▸ **WHAT IS REQUIRED**:
Where a line in the listing contains the string "Владимирской", copy that line out.

Stored data
-*-
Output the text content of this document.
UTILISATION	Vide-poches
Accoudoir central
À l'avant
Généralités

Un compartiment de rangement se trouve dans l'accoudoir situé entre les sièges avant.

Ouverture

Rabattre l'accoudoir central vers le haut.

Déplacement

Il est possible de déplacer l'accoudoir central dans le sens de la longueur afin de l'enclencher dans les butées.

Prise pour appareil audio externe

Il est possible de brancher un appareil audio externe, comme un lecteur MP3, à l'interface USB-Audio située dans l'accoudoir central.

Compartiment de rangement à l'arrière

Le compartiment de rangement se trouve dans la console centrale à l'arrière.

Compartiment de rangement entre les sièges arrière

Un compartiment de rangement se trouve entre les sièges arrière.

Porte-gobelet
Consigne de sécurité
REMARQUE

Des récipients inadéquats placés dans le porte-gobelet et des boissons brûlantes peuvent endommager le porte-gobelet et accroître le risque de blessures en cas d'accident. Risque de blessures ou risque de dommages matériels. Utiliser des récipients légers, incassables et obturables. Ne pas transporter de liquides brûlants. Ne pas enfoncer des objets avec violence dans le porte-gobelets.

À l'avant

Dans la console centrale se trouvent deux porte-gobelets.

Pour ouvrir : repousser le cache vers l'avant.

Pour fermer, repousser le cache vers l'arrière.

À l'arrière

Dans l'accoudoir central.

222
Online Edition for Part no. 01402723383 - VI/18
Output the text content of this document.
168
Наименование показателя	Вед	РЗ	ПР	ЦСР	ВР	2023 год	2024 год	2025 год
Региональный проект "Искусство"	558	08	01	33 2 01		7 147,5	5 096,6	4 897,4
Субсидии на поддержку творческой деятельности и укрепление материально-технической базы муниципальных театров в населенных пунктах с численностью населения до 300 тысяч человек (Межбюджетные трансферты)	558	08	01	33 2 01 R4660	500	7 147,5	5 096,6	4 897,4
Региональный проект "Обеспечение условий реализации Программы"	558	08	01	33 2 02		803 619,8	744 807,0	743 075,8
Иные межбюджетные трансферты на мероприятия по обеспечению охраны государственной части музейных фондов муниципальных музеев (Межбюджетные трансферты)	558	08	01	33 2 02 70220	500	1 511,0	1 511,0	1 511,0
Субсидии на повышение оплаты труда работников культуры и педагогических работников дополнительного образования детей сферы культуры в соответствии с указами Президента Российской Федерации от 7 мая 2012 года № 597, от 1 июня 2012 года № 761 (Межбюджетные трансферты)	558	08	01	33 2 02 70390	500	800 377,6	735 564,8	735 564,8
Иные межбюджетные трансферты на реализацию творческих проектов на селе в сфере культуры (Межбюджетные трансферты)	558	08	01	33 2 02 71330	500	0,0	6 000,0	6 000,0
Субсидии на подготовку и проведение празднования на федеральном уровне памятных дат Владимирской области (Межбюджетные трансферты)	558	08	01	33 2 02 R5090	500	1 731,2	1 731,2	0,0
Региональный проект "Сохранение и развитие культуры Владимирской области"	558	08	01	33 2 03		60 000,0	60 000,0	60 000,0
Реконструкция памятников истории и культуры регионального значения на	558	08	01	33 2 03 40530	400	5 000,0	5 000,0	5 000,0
-*-
▸ **FINAL RESULT**:
Субсидии на подготовку и проведение празднования на федеральном уровне памятных дат Владимирской области (Межбюджетные трансферты)	558	08	01	33 2 02 R5090	500	1 731,2	1 731,2	0,0
Региональный проект "Сохранение и развитие культуры Владимирской области"	558	08	01	33 2 03		60 000,0	60 000,0	60 000,0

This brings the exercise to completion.